- Requirements:
Show every line that has the string "бюджета" in it.

====================

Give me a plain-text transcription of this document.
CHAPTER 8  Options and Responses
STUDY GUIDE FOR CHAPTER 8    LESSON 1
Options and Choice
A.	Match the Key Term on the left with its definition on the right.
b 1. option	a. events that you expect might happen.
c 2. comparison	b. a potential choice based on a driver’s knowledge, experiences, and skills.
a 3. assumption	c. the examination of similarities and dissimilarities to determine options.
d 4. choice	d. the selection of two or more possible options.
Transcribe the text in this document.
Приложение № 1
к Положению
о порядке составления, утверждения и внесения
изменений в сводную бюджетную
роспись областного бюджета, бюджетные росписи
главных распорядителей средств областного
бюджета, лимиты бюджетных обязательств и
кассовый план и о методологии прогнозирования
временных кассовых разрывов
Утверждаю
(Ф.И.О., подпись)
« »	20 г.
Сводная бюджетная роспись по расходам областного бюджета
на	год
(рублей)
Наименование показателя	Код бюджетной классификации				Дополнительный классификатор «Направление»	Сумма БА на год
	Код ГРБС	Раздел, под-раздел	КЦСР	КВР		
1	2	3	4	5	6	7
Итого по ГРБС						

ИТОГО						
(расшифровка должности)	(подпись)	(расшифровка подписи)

====================

- Solution to the exercise:
роспись областного бюджета, бюджетные росписи
бюджета, лимиты бюджетных обязательств и
Сводная бюджетная роспись по расходам областного бюджета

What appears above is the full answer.